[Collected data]
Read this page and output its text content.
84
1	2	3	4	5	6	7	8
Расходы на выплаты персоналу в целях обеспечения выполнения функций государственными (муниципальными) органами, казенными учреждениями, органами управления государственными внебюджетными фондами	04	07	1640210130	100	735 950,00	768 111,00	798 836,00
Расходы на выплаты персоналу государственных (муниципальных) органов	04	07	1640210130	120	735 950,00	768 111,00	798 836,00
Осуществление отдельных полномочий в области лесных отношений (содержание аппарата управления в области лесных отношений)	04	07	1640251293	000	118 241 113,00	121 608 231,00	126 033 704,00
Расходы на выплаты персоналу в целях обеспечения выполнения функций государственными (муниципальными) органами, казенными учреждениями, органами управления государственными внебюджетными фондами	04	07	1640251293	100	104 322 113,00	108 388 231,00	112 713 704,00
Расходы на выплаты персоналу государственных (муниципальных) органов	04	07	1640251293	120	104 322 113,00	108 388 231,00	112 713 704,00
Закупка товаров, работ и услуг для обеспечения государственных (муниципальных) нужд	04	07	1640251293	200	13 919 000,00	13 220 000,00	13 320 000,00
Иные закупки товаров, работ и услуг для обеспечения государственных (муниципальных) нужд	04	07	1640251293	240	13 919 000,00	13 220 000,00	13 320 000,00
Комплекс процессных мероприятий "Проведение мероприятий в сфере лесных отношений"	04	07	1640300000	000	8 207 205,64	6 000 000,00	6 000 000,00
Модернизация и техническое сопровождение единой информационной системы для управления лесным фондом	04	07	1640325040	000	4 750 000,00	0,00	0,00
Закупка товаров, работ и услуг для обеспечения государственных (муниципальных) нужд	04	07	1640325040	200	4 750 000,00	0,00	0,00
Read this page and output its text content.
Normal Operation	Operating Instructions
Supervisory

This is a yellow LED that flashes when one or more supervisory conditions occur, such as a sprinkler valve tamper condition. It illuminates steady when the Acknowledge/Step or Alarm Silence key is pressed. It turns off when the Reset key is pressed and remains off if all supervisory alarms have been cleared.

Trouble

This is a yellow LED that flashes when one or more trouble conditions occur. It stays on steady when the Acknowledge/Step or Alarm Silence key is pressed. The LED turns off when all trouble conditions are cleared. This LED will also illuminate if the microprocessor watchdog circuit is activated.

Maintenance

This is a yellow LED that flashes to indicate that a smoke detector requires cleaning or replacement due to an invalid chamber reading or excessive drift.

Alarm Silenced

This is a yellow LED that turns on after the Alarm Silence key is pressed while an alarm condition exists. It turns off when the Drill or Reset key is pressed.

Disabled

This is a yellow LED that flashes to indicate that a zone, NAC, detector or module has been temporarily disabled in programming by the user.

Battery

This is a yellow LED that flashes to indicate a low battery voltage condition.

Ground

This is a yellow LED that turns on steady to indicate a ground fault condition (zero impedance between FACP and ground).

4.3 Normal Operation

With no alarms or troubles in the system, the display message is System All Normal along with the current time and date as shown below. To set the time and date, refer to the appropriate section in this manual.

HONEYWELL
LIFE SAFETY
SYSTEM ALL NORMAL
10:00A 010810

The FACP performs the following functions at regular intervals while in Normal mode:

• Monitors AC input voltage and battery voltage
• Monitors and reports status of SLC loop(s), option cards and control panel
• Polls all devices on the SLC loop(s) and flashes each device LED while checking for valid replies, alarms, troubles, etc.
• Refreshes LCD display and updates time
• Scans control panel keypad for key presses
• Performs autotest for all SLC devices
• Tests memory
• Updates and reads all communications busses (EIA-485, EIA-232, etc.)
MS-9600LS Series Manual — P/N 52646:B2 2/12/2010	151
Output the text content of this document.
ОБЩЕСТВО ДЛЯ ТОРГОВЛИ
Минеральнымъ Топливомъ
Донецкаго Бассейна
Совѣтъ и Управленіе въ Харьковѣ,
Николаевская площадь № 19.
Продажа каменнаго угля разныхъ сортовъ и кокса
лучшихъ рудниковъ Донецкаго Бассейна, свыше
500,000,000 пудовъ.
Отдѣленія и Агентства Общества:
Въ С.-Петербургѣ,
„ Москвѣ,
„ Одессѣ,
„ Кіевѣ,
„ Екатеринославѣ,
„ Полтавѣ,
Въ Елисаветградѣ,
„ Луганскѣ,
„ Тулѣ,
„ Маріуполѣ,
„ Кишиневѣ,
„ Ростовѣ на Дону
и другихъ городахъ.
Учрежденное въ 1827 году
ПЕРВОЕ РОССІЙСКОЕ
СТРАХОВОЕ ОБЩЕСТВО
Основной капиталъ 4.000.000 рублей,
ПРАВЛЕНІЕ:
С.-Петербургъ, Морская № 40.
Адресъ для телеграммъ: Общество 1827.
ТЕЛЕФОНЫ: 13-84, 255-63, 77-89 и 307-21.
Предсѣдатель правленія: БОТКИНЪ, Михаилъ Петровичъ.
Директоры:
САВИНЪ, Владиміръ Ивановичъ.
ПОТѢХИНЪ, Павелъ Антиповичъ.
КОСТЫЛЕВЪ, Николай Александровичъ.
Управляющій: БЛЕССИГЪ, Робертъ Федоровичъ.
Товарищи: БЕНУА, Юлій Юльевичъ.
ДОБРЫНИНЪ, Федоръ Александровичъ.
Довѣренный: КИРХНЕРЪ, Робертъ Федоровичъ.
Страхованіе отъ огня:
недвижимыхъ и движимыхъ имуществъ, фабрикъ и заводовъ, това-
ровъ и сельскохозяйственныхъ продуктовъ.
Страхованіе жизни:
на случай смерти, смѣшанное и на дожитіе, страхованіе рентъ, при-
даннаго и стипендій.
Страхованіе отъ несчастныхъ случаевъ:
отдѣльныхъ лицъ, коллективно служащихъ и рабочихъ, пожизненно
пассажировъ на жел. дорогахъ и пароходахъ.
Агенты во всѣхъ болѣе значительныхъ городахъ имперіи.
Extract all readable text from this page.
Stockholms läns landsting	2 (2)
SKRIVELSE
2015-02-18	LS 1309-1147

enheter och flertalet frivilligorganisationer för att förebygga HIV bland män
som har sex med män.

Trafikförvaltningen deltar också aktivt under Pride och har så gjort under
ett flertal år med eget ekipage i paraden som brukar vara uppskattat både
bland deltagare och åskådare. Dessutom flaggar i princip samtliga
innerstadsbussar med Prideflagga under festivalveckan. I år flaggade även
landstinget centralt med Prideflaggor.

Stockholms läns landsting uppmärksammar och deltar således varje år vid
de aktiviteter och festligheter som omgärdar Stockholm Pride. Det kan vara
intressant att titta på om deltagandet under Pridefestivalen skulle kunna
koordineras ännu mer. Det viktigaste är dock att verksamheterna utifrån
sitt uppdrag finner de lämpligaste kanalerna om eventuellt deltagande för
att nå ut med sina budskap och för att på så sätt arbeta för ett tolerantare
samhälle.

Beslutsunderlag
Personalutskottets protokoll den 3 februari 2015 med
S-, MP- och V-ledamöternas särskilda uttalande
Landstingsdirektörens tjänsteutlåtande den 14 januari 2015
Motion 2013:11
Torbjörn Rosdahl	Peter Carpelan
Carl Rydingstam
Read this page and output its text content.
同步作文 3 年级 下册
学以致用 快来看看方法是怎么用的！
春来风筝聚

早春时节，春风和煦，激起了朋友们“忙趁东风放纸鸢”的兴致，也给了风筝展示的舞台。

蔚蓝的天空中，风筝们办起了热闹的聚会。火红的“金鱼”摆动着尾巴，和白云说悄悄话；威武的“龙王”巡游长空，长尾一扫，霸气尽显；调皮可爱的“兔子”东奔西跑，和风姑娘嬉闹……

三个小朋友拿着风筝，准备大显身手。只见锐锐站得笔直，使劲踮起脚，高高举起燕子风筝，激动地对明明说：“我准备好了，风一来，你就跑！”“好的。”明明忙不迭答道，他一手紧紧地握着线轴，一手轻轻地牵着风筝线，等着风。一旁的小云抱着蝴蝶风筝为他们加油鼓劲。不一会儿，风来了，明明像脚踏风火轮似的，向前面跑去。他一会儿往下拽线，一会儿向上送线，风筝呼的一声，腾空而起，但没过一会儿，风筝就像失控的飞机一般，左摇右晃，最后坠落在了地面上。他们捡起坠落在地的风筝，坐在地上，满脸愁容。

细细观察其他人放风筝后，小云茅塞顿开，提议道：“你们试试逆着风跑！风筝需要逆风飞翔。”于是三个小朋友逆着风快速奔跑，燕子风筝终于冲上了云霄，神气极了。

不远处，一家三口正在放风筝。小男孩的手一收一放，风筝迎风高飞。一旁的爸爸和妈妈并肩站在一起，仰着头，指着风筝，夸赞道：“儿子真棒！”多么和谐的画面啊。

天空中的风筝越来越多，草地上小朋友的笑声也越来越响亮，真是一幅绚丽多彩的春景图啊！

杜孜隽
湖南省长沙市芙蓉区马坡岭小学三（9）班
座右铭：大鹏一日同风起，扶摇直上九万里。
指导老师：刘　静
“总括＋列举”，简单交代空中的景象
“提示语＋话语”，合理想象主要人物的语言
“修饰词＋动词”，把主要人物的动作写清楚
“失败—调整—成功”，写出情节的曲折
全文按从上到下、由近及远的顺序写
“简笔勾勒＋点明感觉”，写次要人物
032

• _WRITTEN INSTRUCTION_
Search the entries for the word "cleared", then gather every line that has it.

• _WRITTEN RESPONSE_
This is a yellow LED that flashes when one or more supervisory conditions occur, such as a sprinkler valve tamper condition. It illuminates steady when the Acknowledge/Step or Alarm Silence key is pressed. It turns off when the Reset key is pressed and remains off if all supervisory alarms have been cleared.
This is a yellow LED that flashes when one or more trouble conditions occur. It stays on steady when the Acknowledge/Step or Alarm Silence key is pressed. The LED turns off when all trouble conditions are cleared. This LED will also illuminate if the microprocessor watchdog circuit is activated.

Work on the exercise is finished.